Please count the lines in the material below that include "Circle". Reply with the number alone.

====

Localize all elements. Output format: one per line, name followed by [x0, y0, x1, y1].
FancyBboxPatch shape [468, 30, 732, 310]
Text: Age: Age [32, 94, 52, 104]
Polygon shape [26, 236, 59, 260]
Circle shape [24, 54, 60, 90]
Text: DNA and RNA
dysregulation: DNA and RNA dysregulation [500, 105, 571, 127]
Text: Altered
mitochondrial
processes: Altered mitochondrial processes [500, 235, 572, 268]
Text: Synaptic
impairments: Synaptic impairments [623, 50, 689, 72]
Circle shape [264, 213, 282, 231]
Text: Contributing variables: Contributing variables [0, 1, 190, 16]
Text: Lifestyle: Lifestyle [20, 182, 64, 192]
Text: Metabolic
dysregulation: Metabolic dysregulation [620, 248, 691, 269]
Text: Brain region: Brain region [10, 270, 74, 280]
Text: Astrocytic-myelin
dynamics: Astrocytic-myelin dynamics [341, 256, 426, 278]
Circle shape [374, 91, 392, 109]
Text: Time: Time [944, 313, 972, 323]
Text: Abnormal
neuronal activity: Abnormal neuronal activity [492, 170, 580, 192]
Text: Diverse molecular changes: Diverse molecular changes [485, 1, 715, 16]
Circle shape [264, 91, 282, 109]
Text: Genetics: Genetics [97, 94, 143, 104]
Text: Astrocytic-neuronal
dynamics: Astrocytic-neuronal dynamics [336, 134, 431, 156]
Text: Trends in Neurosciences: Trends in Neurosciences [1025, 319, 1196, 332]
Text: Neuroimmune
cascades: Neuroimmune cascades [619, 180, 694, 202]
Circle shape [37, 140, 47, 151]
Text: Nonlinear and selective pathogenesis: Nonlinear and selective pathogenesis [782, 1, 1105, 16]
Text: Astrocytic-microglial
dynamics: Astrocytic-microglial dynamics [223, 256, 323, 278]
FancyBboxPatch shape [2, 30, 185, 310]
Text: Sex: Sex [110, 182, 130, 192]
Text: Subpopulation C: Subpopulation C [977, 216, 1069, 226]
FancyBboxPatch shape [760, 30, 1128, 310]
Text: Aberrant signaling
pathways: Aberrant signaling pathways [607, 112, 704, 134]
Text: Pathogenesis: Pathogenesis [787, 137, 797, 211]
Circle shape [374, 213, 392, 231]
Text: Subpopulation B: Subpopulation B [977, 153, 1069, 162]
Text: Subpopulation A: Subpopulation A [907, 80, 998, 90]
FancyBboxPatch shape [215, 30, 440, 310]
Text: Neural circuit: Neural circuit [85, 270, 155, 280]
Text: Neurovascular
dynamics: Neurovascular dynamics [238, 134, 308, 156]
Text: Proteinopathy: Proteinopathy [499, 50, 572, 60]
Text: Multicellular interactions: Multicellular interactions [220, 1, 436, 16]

====

EXERCISE SOLUTION:
6